* Challenge
Everything in the listing except the pictures should be written out exactly.

Items listed in a dataset
----

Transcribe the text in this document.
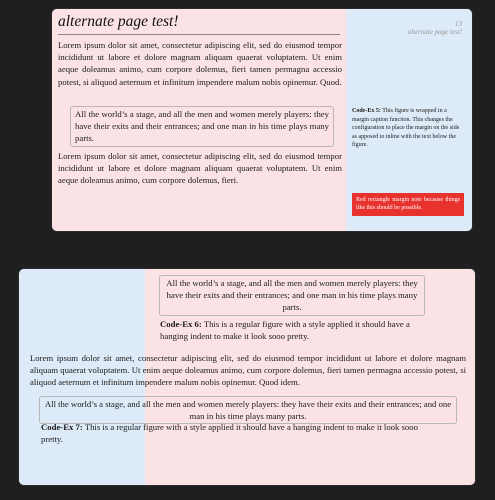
alternate page test!	13
alternate page test!
Lorem ipsum dolor sit amet, consectetur adipiscing elit, sed do eiusmod tempor incididunt ut labore et dolore magnam aliquam quaerat voluptatem. Ut enim aeque doleamus animo, cum corpore dolemus, fieri tamen permagna accessio potest, si aliquod aeternum et infinitum impendere malum nobis opinemur. Quod.
All the world’s a stage, and all the men and women merely players: they have their exits and their entrances; and one man in his time plays many parts.
Lorem ipsum dolor sit amet, consectetur adipiscing elit, sed do eiusmod tempor incididunt ut labore et dolore magnam aliquam quaerat voluptatem. Ut enim aeque doleamus animo, cum corpore dolemus, fieri.
Code-Ex 5: This figure is wrapped in a margin caption funciton. This changes the configuration to place the margin on the side as apposed to inline with the text below the figure.
Red rectangle margin note because things like this should be possible.
All the world’s a stage, and all the men and women merely players: they have their exits and their entrances; and one man in his time plays many parts.
Code-Ex 6: This is a regular figure with a style applied it should have a hanging indent to make it look sooo pretty.
Lorem ipsum dolor sit amet, consectetur adipiscing elit, sed do eiusmod tempor incididunt ut labore et dolore magnam aliquam quaerat voluptatem. Ut enim aeque doleamus animo, cum corpore dolemus, fieri tamen permagna accessio potest, si aliquod aeternum et infinitum impendere malum nobis opinemur. Quod idem.
All the world’s a stage, and all the men and women merely players: they have their exits and their entrances; and one man in his time plays many parts.
Code-Ex 7: This is a regular figure with a style applied it should have a hanging indent to make it look sooo pretty.
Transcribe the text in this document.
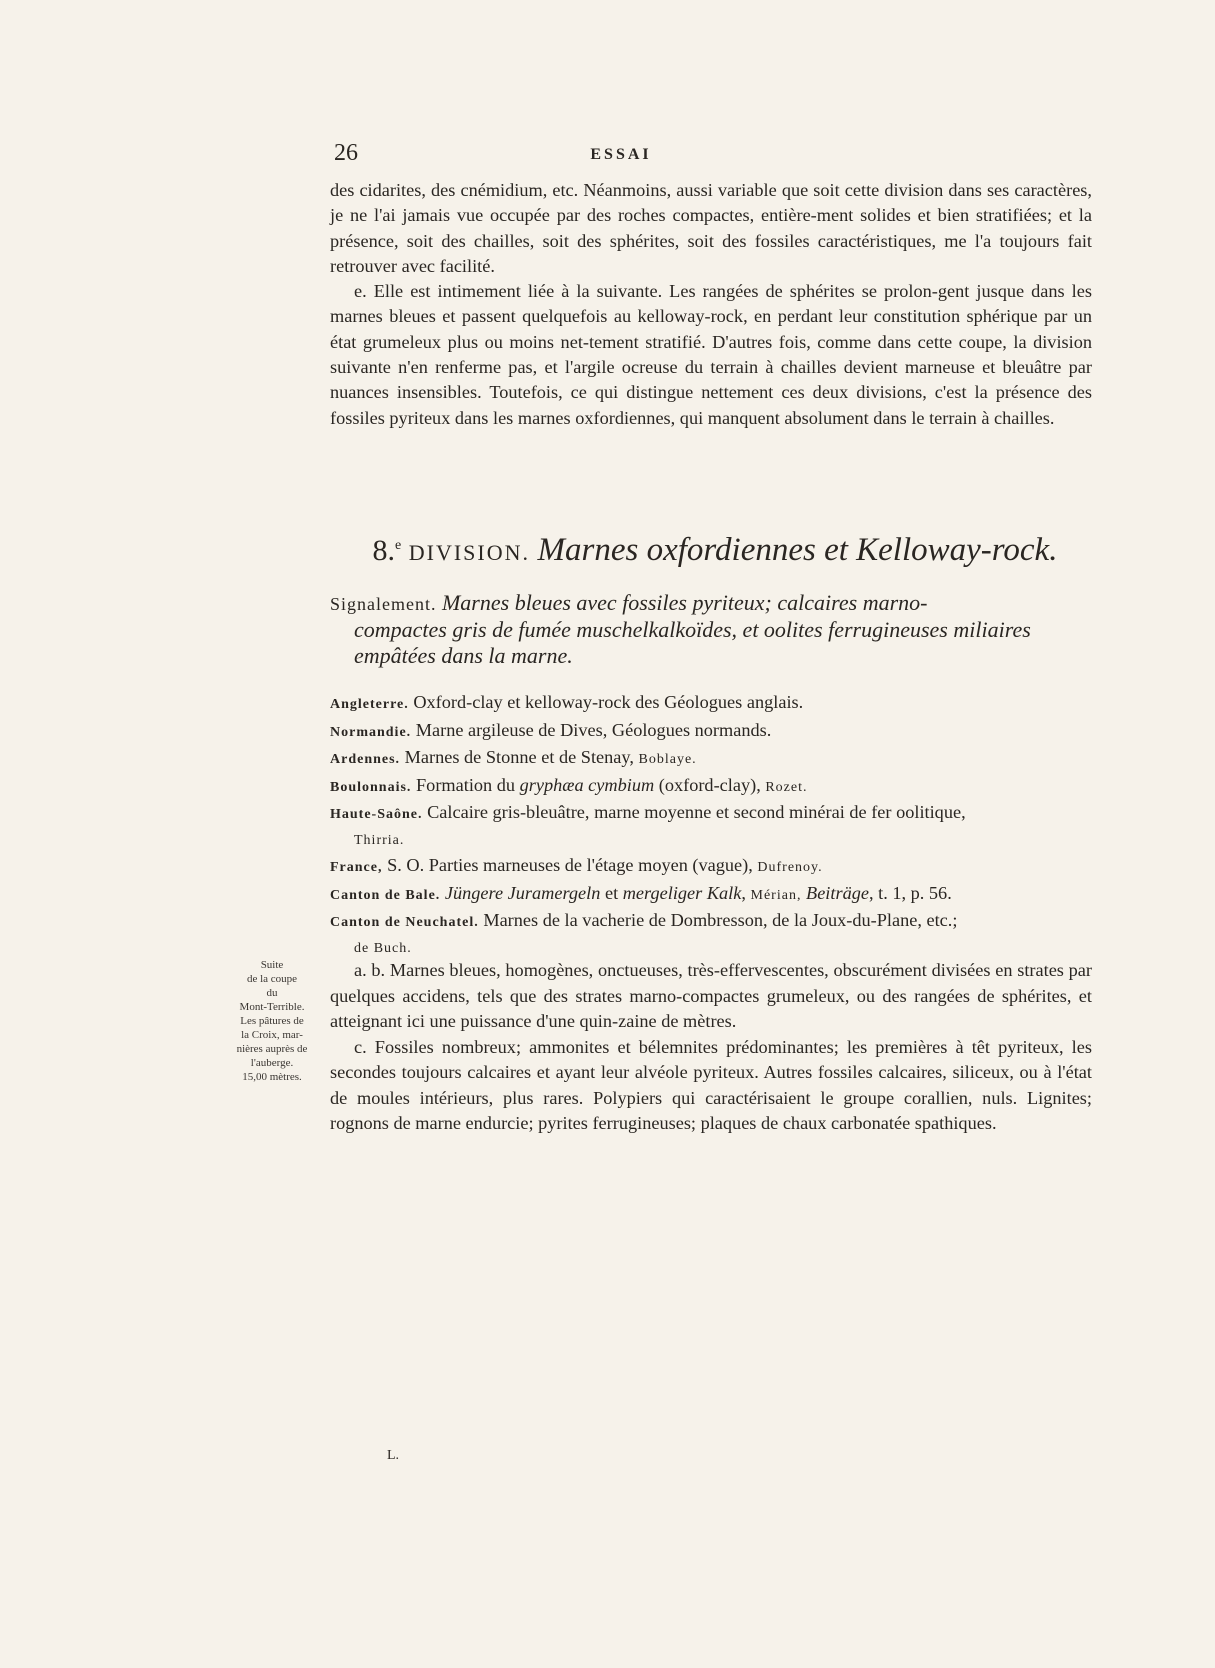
26	ESSAI

des cidarites, des cnémidium, etc. Néanmoins, aussi variable que soit cette division dans ses caractères, je ne l'ai jamais vue occupée par des roches compactes, entière-ment solides et bien stratifiées; et la présence, soit des chailles, soit des sphérites, soit des fossiles caractéristiques, me l'a toujours fait retrouver avec facilité.

e. Elle est intimement liée à la suivante. Les rangées de sphérites se prolon-gent jusque dans les marnes bleues et passent quelquefois au kelloway-rock, en perdant leur constitution sphérique par un état grumeleux plus ou moins net-tement stratifié. D'autres fois, comme dans cette coupe, la division suivante n'en renferme pas, et l'argile ocreuse du terrain à chailles devient marneuse et bleuâtre par nuances insensibles. Toutefois, ce qui distingue nettement ces deux divisions, c'est la présence des fossiles pyriteux dans les marnes oxfordiennes, qui manquent absolument dans le terrain à chailles.

8.$^e$ DIVISION. Marnes oxfordiennes et Kelloway-rock.

Signalement. Marnes bleues avec fossiles pyriteux; calcaires marno-

compactes gris de fumée muschelkalkoïdes, et oolites ferrugineuses miliaires empâtées dans la marne.

Angleterre. Oxford-clay et kelloway-rock des Géologues anglais.

Normandie. Marne argileuse de Dives, Géologues normands.

Ardennes. Marnes de Stonne et de Stenay, Boblaye.

Boulonnais. Formation du gryphæa cymbium (oxford-clay), Rozet.

Haute-Saône. Calcaire gris-bleuâtre, marne moyenne et second minérai de fer oolitique,
Thirria.

France, S. O. Parties marneuses de l'étage moyen (vague), Dufrenoy.

Canton de Bale. Jüngere Juramergeln et mergeliger Kalk, Mérian, Beiträge, t. 1, p. 56.

Canton de Neuchatel. Marnes de la vacherie de Dombresson, de la Joux-du-Plane, etc.;
de Buch.

Suite
de la coupe
du
Mont-Terrible.
Les pâtures de
la Croix, mar-
nières auprès de
l'auberge.
15,00 mètres.

a. b. Marnes bleues, homogènes, onctueuses, très-effervescentes, obscurément divisées en strates par quelques accidens, tels que des strates marno-compactes grumeleux, ou des rangées de sphérites, et atteignant ici une puissance d'une quin-zaine de mètres.

c. Fossiles nombreux; ammonites et bélemnites prédominantes; les premières à têt pyriteux, les secondes toujours calcaires et ayant leur alvéole pyriteux. Autres fossiles calcaires, siliceux, ou à l'état de moules intérieurs, plus rares. Polypiers qui caractérisaient le groupe corallien, nuls. Lignites; rognons de marne endurcie; pyrites ferrugineuses; plaques de chaux carbonatée spathiques.

L.
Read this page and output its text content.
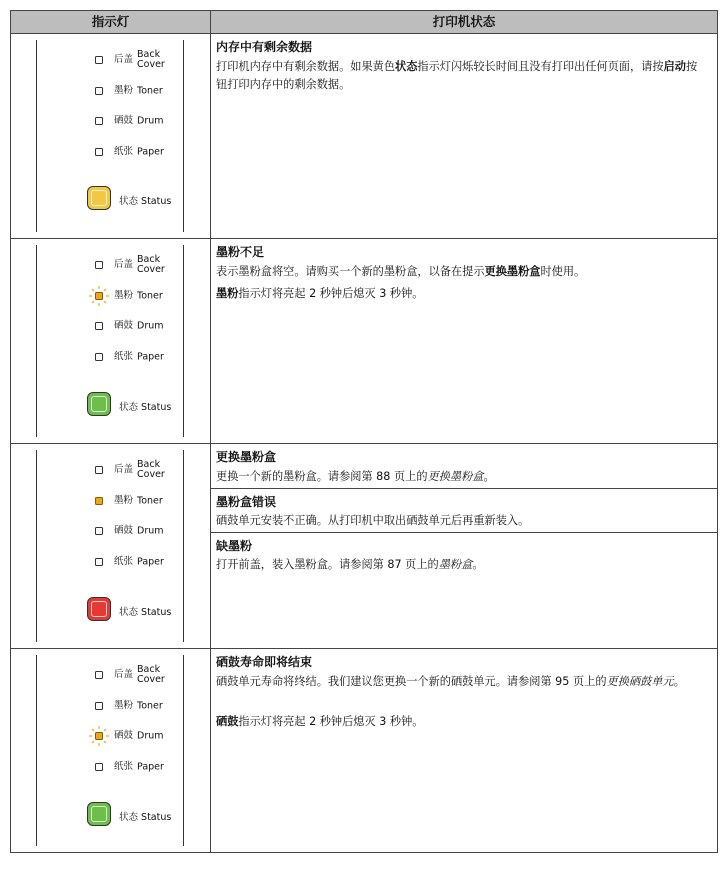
指示灯	打印机状态
后盖 Back
Cover
墨粉 Toner
硒鼓 Drum
纸张 Paper
状态 Status
内存中有剩余数据
打印机内存中有剩余数据。如果黄色状态指示灯闪烁较长时间且没有打印出任何页面，请按启动按钮打印内存中的剩余数据。
后盖 Back
Cover
墨粉 Toner
硒鼓 Drum
纸张 Paper
状态 Status
墨粉不足
表示墨粉盒将空。请购买一个新的墨粉盒，以备在提示更换墨粉盒时使用。
墨粉指示灯将亮起 2 秒钟后熄灭 3 秒钟。
后盖 Back
Cover
墨粉 Toner
硒鼓 Drum
纸张 Paper
状态 Status
更换墨粉盒
更换一个新的墨粉盒。请参阅第 88 页上的更换墨粉盒。
墨粉盒错误
硒鼓单元安装不正确。从打印机中取出硒鼓单元后再重新装入。
缺墨粉
打开前盖，装入墨粉盒。请参阅第 87 页上的墨粉盒。
后盖 Back
Cover
墨粉 Toner
硒鼓 Drum
纸张 Paper
状态 Status
硒鼓寿命即将结束
硒鼓单元寿命将终结。我们建议您更换一个新的硒鼓单元。请参阅第 95 页上的更换硒鼓单元。
硒鼓指示灯将亮起 2 秒钟后熄灭 3 秒钟。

----

* Exercise answer
Transcribe the text in this document.
alternate page test!	13
alternate page test!
Lorem ipsum dolor sit amet, consectetur adipiscing elit, sed do eiusmod tempor incididunt ut labore et dolore magnam aliquam quaerat voluptatem. Ut enim aeque doleamus animo, cum corpore dolemus, fieri tamen permagna accessio potest, si aliquod aeternum et infinitum impendere malum nobis opinemur. Quod.
All the world’s a stage, and all the men and women merely players: they have their exits and their entrances; and one man in his time plays many parts.
Lorem ipsum dolor sit amet, consectetur adipiscing elit, sed do eiusmod tempor incididunt ut labore et dolore magnam aliquam quaerat voluptatem. Ut enim aeque doleamus animo, cum corpore dolemus, fieri.
Code-Ex 5: This figure is wrapped in a margin caption funciton. This changes the configuration to place the margin on the side as apposed to inline with the text below the figure.
Red rectangle margin note because things like this should be possible.
All the world’s a stage, and all the men and women merely players: they have their exits and their entrances; and one man in his time plays many parts.
Code-Ex 6: This is a regular figure with a style applied it should have a hanging indent to make it look sooo pretty.
Lorem ipsum dolor sit amet, consectetur adipiscing elit, sed do eiusmod tempor incididunt ut labore et dolore magnam aliquam quaerat voluptatem. Ut enim aeque doleamus animo, cum corpore dolemus, fieri tamen permagna accessio potest, si aliquod aeternum et infinitum impendere malum nobis opinemur. Quod idem.
All the world’s a stage, and all the men and women merely players: they have their exits and their entrances; and one man in his time plays many parts.
Code-Ex 7: This is a regular figure with a style applied it should have a hanging indent to make it look sooo pretty.
Transcribe the text in this document.
26	ESSAI

des cidarites, des cnémidium, etc. Néanmoins, aussi variable que soit cette division dans ses caractères, je ne l'ai jamais vue occupée par des roches compactes, entière-ment solides et bien stratifiées; et la présence, soit des chailles, soit des sphérites, soit des fossiles caractéristiques, me l'a toujours fait retrouver avec facilité.

e. Elle est intimement liée à la suivante. Les rangées de sphérites se prolon-gent jusque dans les marnes bleues et passent quelquefois au kelloway-rock, en perdant leur constitution sphérique par un état grumeleux plus ou moins net-tement stratifié. D'autres fois, comme dans cette coupe, la division suivante n'en renferme pas, et l'argile ocreuse du terrain à chailles devient marneuse et bleuâtre par nuances insensibles. Toutefois, ce qui distingue nettement ces deux divisions, c'est la présence des fossiles pyriteux dans les marnes oxfordiennes, qui manquent absolument dans le terrain à chailles.

8.$^e$ DIVISION. Marnes oxfordiennes et Kelloway-rock.

Signalement. Marnes bleues avec fossiles pyriteux; calcaires marno-

compactes gris de fumée muschelkalkoïdes, et oolites ferrugineuses miliaires empâtées dans la marne.

Angleterre. Oxford-clay et kelloway-rock des Géologues anglais.

Normandie. Marne argileuse de Dives, Géologues normands.

Ardennes. Marnes de Stonne et de Stenay, Boblaye.

Boulonnais. Formation du gryphæa cymbium (oxford-clay), Rozet.

Haute-Saône. Calcaire gris-bleuâtre, marne moyenne et second minérai de fer oolitique,
Thirria.

France, S. O. Parties marneuses de l'étage moyen (vague), Dufrenoy.

Canton de Bale. Jüngere Juramergeln et mergeliger Kalk, Mérian, Beiträge, t. 1, p. 56.

Canton de Neuchatel. Marnes de la vacherie de Dombresson, de la Joux-du-Plane, etc.;
de Buch.

Suite
de la coupe
du
Mont-Terrible.
Les pâtures de
la Croix, mar-
nières auprès de
l'auberge.
15,00 mètres.

a. b. Marnes bleues, homogènes, onctueuses, très-effervescentes, obscurément divisées en strates par quelques accidens, tels que des strates marno-compactes grumeleux, ou des rangées de sphérites, et atteignant ici une puissance d'une quin-zaine de mètres.

c. Fossiles nombreux; ammonites et bélemnites prédominantes; les premières à têt pyriteux, les secondes toujours calcaires et ayant leur alvéole pyriteux. Autres fossiles calcaires, siliceux, ou à l'état de moules intérieurs, plus rares. Polypiers qui caractérisaient le groupe corallien, nuls. Lignites; rognons de marne endurcie; pyrites ferrugineuses; plaques de chaux carbonatée spathiques.

L.
Read this page and output its text content.
指示灯	打印机状态
后盖 Back
Cover
墨粉 Toner
硒鼓 Drum
纸张 Paper
状态 Status
内存中有剩余数据
打印机内存中有剩余数据。如果黄色状态指示灯闪烁较长时间且没有打印出任何页面，请按启动按钮打印内存中的剩余数据。
后盖 Back
Cover
墨粉 Toner
硒鼓 Drum
纸张 Paper
状态 Status
墨粉不足
表示墨粉盒将空。请购买一个新的墨粉盒，以备在提示更换墨粉盒时使用。
墨粉指示灯将亮起 2 秒钟后熄灭 3 秒钟。
后盖 Back
Cover
墨粉 Toner
硒鼓 Drum
纸张 Paper
状态 Status
更换墨粉盒
更换一个新的墨粉盒。请参阅第 88 页上的更换墨粉盒。
墨粉盒错误
硒鼓单元安装不正确。从打印机中取出硒鼓单元后再重新装入。
缺墨粉
打开前盖，装入墨粉盒。请参阅第 87 页上的墨粉盒。
后盖 Back
Cover
墨粉 Toner
硒鼓 Drum
纸张 Paper
状态 Status
硒鼓寿命即将结束
硒鼓单元寿命将终结。我们建议您更换一个新的硒鼓单元。请参阅第 95 页上的更换硒鼓单元。
硒鼓指示灯将亮起 2 秒钟后熄灭 3 秒钟。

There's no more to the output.